Given data:

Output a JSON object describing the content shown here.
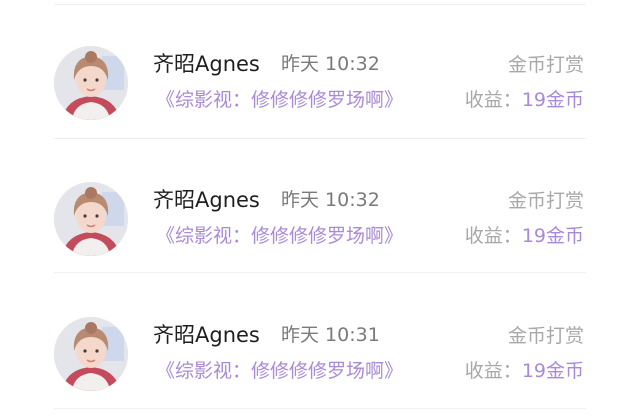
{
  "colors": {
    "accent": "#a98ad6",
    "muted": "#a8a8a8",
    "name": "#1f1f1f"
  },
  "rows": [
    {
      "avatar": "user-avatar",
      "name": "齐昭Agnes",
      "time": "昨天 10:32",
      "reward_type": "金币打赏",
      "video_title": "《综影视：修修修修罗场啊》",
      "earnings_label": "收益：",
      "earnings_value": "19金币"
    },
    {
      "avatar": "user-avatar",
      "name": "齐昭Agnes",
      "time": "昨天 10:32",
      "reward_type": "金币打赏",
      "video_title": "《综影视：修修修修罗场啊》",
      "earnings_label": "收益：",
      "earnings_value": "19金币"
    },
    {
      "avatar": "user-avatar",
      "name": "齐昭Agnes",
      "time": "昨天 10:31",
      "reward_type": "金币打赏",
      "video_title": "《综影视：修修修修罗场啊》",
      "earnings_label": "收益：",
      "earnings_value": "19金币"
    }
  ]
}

Set problem: Print the full listing exactly, dropping the pictures.

Written answer:
Output a JSON object describing the content shown here.
{
  "colors": {
    "accent": "#a98ad6",
    "muted": "#a8a8a8",
    "name": "#1f1f1f"
  },
  "rows": [
    {
      "avatar": "user-avatar",
      "name": "齐昭Agnes",
      "time": "昨天 10:32",
      "reward_type": "金币打赏",
      "video_title": "《综影视：修修修修罗场啊》",
      "earnings_label": "收益：",
      "earnings_value": "19金币"
    },
    {
      "avatar": "user-avatar",
      "name": "齐昭Agnes",
      "time": "昨天 10:32",
      "reward_type": "金币打赏",
      "video_title": "《综影视：修修修修罗场啊》",
      "earnings_label": "收益：",
      "earnings_value": "19金币"
    },
    {
      "avatar": "user-avatar",
      "name": "齐昭Agnes",
      "time": "昨天 10:31",
      "reward_type": "金币打赏",
      "video_title": "《综影视：修修修修罗场啊》",
      "earnings_label": "收益：",
      "earnings_value": "19金币"
    }
  ]
}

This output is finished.